### Goal of the exercise
Pull every line containing "Description" from the entries.

### Supplied data
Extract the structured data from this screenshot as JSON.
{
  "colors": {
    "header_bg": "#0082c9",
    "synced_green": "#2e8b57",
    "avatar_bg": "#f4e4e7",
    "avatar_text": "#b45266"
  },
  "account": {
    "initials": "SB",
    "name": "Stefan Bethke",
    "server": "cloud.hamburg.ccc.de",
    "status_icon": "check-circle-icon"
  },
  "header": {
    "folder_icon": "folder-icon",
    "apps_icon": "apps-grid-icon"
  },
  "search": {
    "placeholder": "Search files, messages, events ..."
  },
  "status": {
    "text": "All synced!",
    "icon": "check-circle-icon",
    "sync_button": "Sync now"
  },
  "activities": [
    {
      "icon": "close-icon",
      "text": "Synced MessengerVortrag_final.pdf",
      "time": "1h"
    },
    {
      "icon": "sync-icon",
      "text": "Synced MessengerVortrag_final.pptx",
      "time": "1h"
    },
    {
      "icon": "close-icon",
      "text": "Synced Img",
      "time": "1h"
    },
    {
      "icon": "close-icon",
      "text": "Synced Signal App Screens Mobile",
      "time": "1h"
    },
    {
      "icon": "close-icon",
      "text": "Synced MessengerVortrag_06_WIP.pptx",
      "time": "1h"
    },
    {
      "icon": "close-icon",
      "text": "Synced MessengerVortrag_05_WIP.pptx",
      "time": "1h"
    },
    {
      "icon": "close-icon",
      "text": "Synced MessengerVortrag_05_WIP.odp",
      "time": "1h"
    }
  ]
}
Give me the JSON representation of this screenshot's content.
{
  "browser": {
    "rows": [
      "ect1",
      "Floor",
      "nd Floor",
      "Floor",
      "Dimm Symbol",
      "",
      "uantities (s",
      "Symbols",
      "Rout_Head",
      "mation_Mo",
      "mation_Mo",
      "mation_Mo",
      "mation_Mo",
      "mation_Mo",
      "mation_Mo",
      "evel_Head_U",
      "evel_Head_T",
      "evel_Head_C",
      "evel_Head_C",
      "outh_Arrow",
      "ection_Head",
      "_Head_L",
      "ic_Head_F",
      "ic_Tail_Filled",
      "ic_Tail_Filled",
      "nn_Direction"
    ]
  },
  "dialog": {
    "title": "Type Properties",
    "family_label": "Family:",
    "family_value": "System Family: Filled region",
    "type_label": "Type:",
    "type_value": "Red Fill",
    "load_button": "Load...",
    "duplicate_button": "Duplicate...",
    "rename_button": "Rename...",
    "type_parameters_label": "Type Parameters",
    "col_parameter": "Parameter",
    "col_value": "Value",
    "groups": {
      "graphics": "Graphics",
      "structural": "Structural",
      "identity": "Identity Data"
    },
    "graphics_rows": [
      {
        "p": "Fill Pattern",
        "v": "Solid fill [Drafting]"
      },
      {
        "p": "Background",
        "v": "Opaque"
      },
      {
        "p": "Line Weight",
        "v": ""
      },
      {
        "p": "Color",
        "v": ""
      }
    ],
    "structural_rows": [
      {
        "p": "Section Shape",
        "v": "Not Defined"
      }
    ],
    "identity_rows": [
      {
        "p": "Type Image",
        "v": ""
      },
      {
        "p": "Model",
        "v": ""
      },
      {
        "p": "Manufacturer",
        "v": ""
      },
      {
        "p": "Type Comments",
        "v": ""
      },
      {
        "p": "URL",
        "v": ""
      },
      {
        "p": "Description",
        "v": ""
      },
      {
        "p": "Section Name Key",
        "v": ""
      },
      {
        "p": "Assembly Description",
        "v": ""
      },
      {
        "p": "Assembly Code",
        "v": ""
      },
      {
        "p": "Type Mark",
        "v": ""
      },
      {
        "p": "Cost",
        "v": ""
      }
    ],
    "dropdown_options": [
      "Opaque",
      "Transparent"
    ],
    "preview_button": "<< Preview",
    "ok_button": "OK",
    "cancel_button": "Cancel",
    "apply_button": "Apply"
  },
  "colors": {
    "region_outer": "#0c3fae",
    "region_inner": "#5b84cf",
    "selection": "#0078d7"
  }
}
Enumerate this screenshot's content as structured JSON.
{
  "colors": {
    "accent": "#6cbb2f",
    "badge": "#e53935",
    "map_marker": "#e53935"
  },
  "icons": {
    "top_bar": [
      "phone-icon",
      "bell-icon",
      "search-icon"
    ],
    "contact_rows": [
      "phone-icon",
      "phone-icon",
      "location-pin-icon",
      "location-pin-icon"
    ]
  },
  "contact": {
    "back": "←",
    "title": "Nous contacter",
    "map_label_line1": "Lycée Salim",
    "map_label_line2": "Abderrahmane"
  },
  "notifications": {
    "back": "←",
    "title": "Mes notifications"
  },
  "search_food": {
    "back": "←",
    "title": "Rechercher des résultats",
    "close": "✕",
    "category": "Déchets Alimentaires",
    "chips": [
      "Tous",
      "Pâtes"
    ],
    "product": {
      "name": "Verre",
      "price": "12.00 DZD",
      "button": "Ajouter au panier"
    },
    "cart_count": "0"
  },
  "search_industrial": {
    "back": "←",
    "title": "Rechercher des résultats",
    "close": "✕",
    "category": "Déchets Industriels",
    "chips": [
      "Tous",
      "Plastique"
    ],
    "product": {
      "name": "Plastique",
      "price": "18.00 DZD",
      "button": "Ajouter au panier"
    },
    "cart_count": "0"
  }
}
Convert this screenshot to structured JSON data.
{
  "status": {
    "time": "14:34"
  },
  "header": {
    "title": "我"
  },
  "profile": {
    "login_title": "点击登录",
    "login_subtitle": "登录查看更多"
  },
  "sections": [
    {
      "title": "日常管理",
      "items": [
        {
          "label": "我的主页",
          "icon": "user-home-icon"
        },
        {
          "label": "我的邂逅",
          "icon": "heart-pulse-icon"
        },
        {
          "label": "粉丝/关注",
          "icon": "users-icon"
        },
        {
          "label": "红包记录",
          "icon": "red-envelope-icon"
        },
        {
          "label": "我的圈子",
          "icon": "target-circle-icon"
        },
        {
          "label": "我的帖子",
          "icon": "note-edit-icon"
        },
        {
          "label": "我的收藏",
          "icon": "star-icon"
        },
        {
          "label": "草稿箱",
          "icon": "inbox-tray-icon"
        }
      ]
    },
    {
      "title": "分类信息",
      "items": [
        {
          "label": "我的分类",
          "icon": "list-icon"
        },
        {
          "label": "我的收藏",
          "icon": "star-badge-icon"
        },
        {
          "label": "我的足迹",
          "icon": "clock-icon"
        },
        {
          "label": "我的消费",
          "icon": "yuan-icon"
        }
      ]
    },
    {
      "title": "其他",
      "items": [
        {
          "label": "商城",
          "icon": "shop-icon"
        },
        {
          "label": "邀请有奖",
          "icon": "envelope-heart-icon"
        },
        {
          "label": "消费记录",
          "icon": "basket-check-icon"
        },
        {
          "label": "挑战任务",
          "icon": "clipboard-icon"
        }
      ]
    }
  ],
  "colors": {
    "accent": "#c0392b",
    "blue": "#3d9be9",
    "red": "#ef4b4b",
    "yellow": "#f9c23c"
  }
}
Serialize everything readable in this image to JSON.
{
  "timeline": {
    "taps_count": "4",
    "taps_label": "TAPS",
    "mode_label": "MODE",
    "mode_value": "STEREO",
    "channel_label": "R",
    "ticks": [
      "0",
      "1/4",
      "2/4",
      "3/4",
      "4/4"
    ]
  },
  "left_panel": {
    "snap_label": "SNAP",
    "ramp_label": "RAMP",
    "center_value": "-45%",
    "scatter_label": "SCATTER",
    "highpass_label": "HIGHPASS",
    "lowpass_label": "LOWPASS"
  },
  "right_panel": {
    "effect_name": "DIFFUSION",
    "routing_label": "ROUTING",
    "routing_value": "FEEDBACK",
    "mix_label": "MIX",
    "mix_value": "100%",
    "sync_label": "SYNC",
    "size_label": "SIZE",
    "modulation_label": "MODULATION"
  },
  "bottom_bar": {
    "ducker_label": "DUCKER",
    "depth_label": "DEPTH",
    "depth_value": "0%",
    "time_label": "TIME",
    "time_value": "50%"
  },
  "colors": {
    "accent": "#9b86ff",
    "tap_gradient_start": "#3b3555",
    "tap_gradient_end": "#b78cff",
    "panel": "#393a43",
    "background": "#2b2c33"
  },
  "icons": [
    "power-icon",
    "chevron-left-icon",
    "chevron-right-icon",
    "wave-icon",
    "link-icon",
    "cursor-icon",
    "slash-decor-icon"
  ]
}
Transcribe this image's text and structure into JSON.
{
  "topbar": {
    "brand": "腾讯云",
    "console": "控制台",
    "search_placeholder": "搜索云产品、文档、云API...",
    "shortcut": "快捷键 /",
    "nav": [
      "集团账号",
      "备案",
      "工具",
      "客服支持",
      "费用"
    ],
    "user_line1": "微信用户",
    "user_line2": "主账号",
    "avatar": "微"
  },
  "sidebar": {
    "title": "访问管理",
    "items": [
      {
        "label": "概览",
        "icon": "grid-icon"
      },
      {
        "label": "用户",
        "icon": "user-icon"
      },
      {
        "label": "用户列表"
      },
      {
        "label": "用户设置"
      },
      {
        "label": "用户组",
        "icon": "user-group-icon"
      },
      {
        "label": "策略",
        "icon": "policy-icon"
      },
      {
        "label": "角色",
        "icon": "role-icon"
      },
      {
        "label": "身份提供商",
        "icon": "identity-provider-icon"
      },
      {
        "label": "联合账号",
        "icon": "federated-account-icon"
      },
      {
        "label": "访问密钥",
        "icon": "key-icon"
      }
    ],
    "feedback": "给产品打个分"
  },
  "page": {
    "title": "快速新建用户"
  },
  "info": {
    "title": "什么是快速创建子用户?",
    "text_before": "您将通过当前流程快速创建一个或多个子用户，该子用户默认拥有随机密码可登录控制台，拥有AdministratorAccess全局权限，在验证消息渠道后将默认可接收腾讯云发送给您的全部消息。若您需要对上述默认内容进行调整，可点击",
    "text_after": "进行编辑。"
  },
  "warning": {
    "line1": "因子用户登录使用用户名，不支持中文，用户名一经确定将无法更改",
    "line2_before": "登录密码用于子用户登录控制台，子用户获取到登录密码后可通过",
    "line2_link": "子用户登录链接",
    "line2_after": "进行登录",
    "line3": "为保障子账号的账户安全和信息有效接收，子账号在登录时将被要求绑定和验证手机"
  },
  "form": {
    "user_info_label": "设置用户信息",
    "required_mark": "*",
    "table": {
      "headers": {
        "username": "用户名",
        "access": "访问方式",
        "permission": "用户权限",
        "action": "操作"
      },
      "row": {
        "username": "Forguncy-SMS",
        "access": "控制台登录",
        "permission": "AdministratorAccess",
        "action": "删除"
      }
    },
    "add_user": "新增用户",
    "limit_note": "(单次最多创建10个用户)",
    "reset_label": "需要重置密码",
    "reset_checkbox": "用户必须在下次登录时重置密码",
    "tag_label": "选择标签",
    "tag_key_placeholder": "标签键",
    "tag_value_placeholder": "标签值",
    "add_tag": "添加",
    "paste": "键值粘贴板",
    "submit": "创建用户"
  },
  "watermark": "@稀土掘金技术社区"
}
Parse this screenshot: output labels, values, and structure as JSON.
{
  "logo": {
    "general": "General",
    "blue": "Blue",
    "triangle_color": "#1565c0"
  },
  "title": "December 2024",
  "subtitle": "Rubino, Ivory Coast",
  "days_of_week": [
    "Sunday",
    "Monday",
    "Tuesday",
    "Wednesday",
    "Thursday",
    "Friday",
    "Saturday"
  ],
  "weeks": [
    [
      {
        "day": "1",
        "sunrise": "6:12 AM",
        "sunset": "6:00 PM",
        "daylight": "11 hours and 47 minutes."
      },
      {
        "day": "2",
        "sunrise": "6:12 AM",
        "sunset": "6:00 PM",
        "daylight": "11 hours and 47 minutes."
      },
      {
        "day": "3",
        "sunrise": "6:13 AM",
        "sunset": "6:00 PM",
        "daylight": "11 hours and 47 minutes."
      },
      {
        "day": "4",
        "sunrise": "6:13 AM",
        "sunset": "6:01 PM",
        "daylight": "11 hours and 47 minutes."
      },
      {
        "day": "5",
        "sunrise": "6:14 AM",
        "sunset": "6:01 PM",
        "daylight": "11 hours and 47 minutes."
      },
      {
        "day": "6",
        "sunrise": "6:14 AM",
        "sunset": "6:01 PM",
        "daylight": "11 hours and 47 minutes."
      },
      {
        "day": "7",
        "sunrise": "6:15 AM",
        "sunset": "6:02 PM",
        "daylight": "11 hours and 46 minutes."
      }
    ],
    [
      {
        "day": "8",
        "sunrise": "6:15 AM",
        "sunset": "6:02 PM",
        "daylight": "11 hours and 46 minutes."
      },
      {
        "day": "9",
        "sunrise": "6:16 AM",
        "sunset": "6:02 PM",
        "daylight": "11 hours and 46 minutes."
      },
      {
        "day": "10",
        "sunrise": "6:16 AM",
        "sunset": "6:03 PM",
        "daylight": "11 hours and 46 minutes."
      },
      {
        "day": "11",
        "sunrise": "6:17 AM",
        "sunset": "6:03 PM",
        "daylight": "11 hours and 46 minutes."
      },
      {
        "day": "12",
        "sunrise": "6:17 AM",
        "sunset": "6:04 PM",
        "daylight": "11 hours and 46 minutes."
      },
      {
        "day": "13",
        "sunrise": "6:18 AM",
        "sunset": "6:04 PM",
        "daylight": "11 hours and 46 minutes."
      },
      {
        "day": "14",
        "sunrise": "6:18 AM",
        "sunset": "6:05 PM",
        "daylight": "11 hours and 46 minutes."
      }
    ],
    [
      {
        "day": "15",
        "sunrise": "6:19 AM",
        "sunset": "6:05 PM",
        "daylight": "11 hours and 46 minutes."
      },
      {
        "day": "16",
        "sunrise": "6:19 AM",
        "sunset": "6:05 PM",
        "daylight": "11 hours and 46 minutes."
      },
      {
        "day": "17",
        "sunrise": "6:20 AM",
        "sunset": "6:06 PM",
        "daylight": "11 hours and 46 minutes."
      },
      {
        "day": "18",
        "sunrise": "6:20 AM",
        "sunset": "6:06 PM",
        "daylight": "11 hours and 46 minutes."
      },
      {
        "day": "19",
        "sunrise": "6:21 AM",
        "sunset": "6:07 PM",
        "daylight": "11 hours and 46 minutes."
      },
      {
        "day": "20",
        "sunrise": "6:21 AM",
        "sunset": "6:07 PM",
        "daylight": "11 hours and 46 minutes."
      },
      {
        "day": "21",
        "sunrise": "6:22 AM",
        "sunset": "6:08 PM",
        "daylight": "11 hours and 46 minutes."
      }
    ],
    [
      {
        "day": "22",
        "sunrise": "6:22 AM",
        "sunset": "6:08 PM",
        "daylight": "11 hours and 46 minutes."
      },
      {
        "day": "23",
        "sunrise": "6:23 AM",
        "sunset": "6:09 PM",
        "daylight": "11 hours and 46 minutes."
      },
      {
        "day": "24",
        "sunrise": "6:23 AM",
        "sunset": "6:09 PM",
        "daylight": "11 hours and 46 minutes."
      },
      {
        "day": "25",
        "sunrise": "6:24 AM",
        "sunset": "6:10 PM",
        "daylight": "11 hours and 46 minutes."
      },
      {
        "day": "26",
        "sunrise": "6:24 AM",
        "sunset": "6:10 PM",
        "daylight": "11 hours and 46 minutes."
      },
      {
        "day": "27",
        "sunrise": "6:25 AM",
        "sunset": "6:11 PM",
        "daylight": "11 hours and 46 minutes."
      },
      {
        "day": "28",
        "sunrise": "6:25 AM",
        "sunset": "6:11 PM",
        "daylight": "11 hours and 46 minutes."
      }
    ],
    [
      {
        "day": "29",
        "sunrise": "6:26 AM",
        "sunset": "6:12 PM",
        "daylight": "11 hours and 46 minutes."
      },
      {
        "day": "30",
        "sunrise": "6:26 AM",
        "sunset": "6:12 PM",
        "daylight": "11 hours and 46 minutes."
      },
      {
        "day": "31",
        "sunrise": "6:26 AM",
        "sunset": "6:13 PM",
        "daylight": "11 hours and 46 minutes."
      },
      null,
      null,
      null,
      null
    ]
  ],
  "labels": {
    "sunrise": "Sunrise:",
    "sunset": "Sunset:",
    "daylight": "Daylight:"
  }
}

### Final result
        "p": "Description",
        "p": "Assembly Description",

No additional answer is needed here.